» **DIRECTIONS**: Take every line from the material that has the word "view" in it.

» **DATA EXCERPTS**:
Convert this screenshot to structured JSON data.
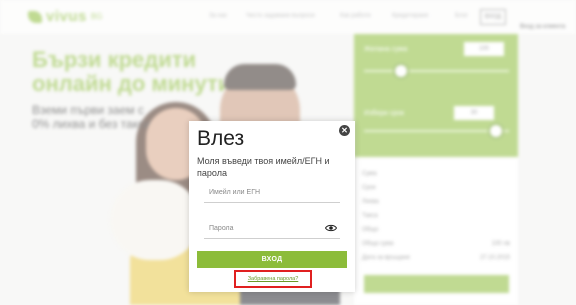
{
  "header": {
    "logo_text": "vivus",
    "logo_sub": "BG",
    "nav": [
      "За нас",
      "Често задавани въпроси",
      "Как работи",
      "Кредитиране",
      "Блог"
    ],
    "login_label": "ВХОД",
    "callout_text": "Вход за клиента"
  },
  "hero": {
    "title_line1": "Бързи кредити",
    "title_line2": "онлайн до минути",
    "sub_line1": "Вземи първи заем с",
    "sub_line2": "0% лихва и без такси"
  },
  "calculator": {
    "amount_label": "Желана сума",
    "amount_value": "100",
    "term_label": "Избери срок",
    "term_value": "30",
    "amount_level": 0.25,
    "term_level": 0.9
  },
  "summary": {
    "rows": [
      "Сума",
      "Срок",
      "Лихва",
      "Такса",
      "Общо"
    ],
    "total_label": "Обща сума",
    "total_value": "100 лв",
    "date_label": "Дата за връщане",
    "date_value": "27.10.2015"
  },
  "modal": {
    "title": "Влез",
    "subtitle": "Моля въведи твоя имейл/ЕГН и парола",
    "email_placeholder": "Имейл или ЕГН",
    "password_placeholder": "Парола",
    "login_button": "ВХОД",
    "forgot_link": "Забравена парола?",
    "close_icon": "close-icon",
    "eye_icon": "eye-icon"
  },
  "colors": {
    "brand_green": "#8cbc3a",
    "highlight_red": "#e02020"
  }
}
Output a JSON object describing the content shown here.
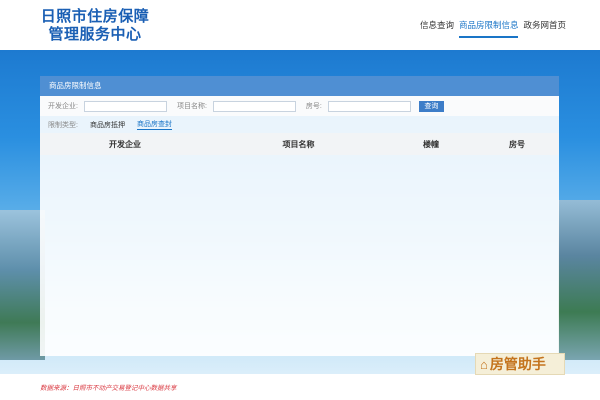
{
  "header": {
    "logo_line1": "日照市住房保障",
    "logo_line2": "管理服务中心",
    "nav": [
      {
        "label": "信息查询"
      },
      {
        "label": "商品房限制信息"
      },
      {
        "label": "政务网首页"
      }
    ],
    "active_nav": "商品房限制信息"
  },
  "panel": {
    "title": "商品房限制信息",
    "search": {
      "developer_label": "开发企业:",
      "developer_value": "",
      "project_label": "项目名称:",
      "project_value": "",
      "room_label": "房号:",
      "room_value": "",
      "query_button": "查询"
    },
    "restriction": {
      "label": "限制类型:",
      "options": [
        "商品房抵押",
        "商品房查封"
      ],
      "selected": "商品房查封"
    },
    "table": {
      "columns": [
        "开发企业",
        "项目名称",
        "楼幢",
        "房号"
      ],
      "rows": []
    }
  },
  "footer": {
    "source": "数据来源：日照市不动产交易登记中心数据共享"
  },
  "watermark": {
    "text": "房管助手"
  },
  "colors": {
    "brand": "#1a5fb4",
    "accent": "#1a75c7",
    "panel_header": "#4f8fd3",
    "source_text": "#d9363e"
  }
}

...

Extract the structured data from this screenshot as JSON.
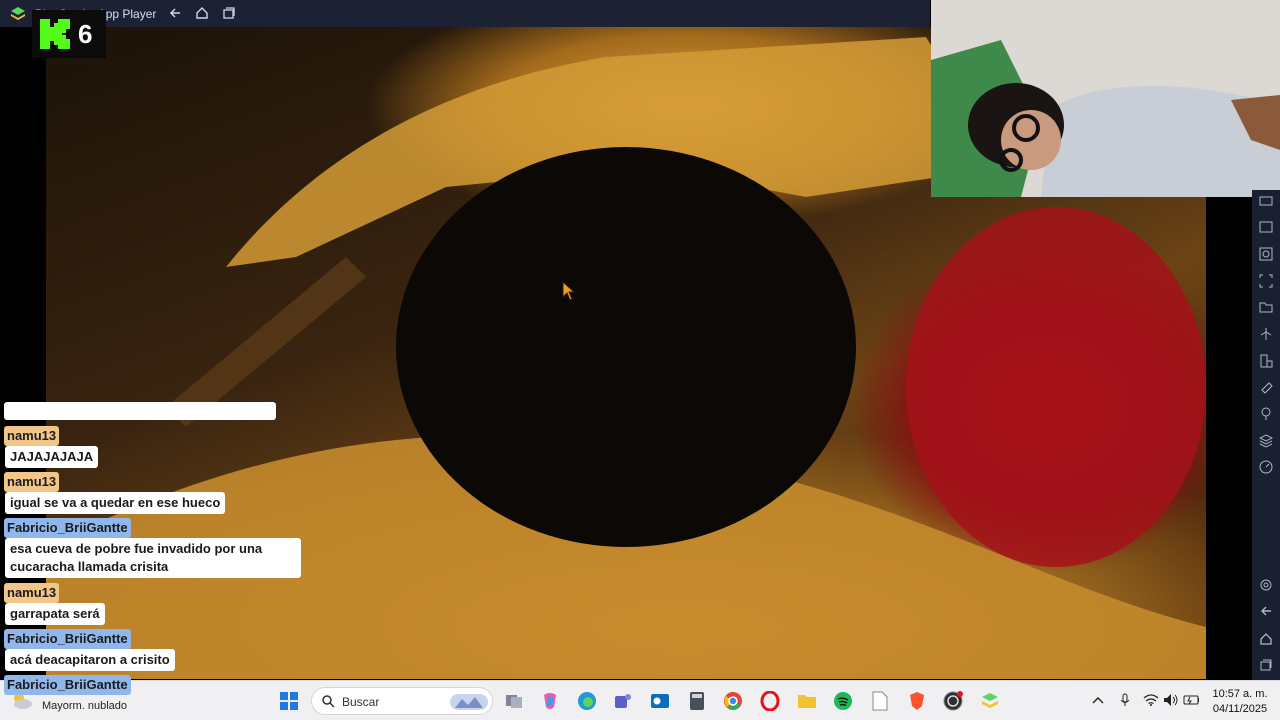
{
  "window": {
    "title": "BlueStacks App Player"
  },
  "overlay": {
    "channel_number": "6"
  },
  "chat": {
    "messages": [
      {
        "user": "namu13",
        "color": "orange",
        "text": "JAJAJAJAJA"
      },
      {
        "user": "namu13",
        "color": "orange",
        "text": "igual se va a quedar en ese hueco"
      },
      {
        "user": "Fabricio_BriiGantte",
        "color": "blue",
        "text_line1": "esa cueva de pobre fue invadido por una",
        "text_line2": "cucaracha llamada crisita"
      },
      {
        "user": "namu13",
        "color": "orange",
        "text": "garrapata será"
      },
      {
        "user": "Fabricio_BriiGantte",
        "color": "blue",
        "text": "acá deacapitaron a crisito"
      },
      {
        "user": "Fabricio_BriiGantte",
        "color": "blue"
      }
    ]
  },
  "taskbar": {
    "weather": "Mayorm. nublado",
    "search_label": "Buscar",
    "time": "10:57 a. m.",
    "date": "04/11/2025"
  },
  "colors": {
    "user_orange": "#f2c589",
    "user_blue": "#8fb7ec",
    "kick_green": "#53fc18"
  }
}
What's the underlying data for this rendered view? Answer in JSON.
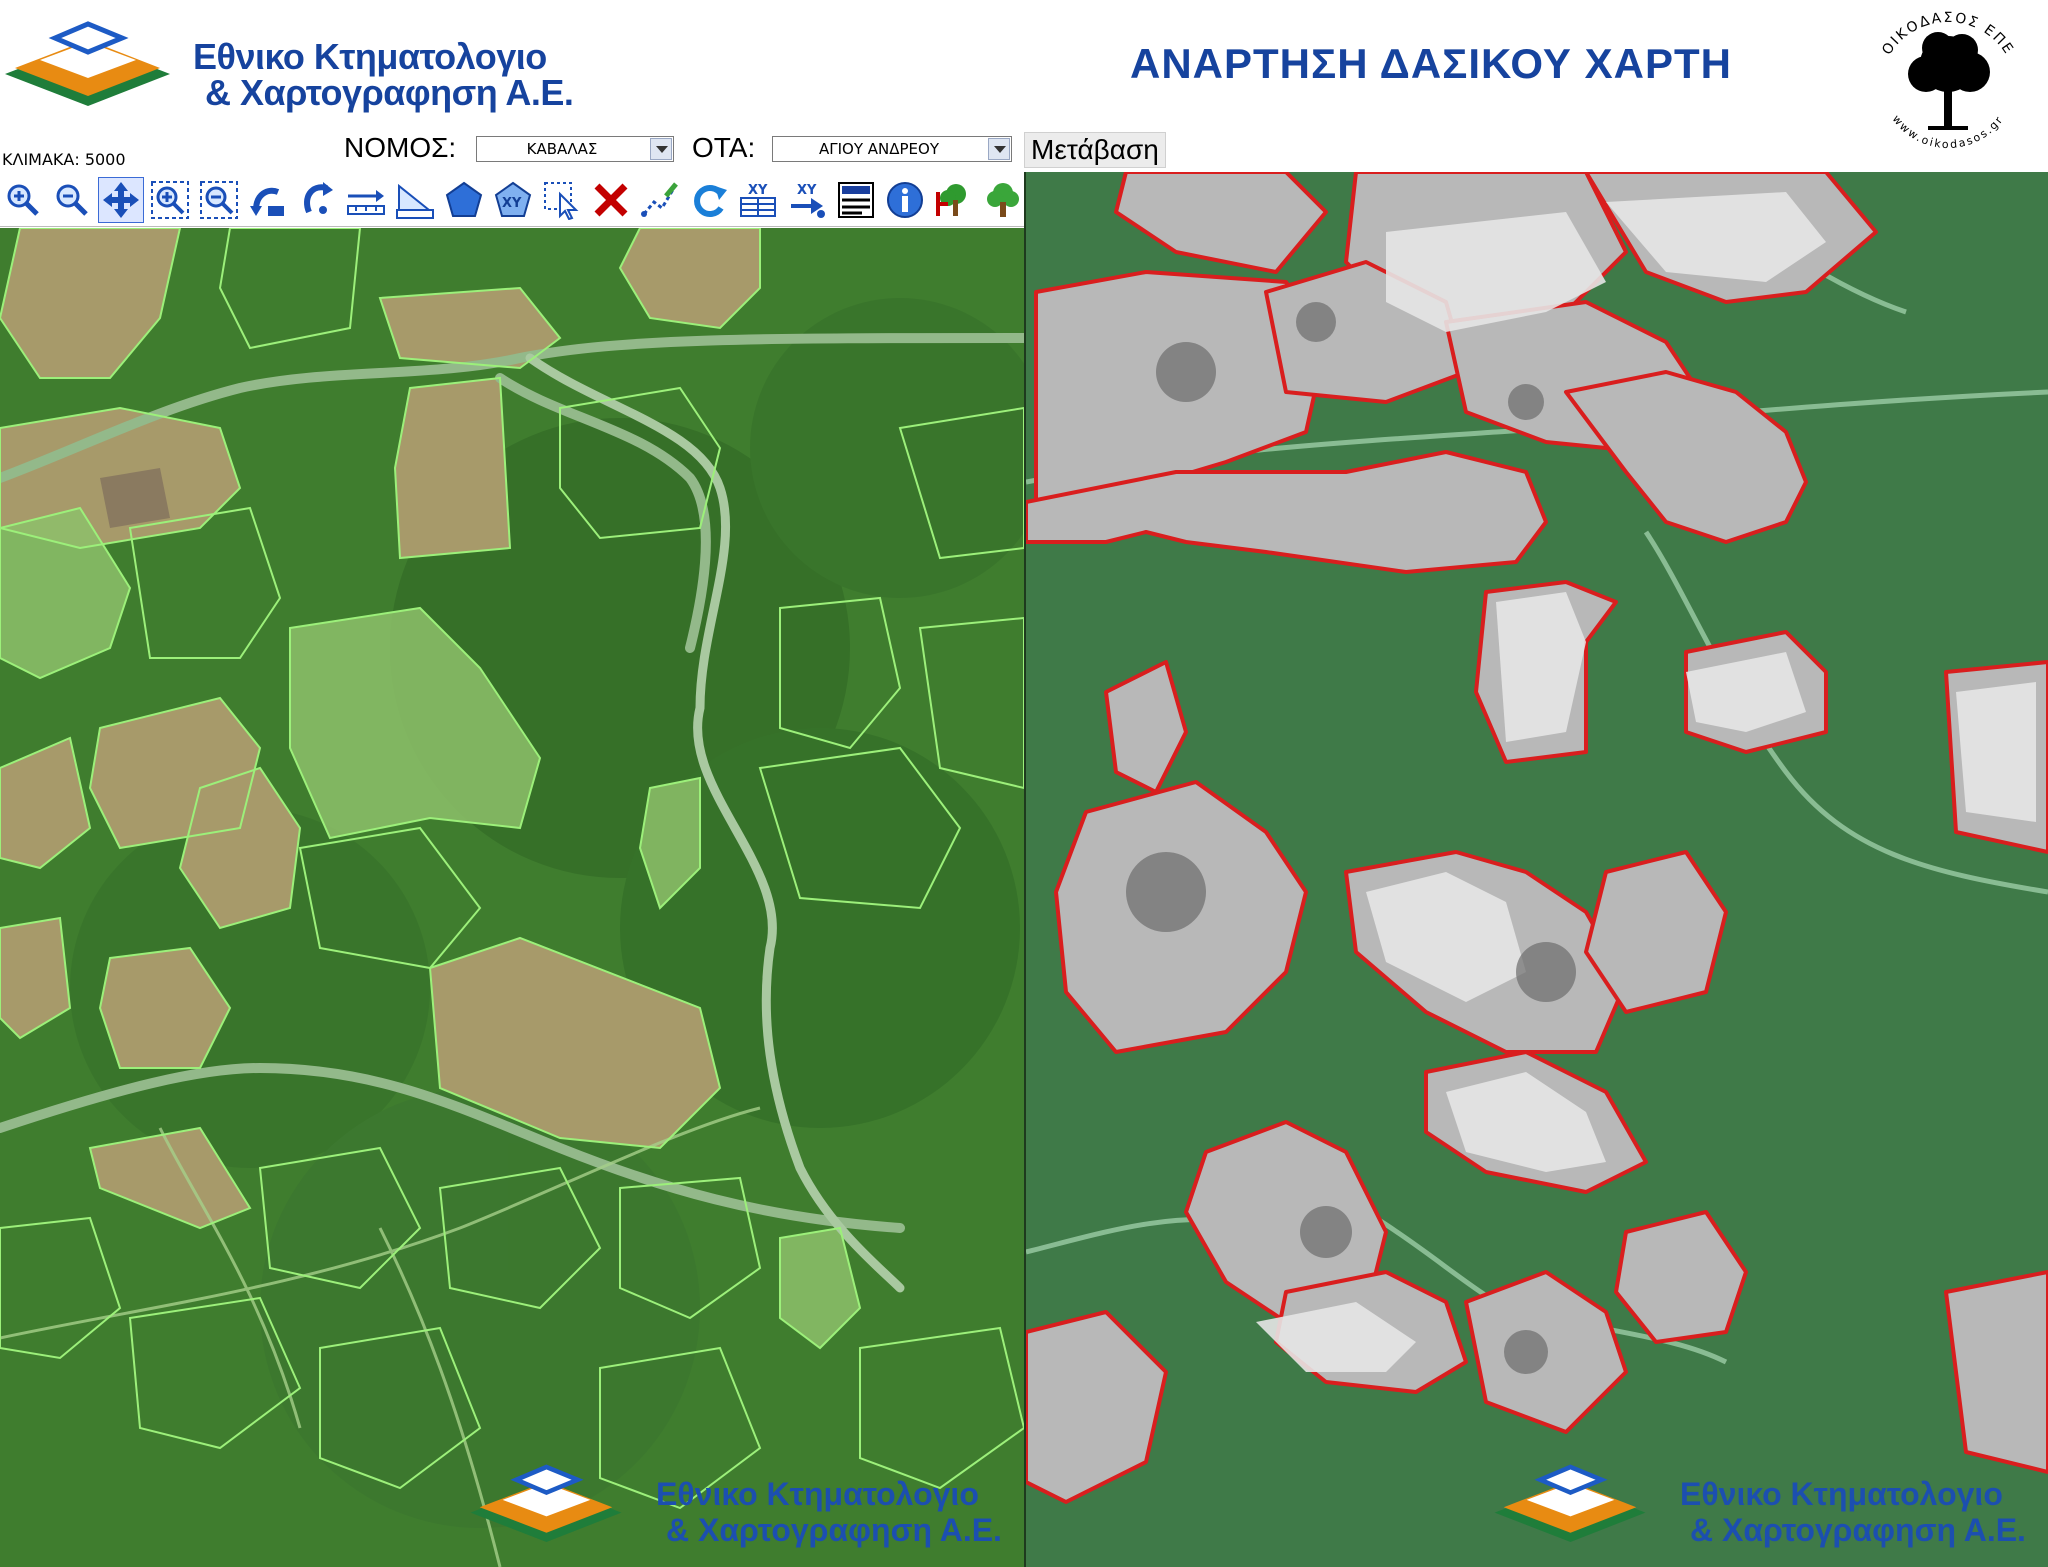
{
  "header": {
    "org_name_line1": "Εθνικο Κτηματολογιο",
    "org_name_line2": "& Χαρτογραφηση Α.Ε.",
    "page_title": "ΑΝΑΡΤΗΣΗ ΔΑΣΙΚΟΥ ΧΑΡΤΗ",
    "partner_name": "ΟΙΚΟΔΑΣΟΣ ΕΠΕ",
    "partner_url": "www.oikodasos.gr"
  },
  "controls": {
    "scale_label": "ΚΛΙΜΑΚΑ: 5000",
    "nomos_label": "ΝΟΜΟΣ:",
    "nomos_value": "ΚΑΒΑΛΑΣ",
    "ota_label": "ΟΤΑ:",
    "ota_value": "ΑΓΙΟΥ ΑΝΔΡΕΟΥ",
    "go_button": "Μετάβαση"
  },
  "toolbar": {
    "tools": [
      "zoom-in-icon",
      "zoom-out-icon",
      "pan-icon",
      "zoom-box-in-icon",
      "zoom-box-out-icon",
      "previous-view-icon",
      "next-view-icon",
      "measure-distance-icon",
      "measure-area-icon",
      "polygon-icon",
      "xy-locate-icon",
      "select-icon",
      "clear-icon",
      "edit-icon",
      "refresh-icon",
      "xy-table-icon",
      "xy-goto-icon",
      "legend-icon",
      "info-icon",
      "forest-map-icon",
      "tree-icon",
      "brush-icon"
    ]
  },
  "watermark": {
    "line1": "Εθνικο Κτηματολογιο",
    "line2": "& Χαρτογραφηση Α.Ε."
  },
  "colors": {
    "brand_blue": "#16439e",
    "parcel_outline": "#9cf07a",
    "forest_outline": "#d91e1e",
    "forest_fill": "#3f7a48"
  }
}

» **SOLUTION TO THIS PROBLEM**:
What's the underlying data for this rendered view? Answer in JSON.
      "previous-view-icon",
      "next-view-icon",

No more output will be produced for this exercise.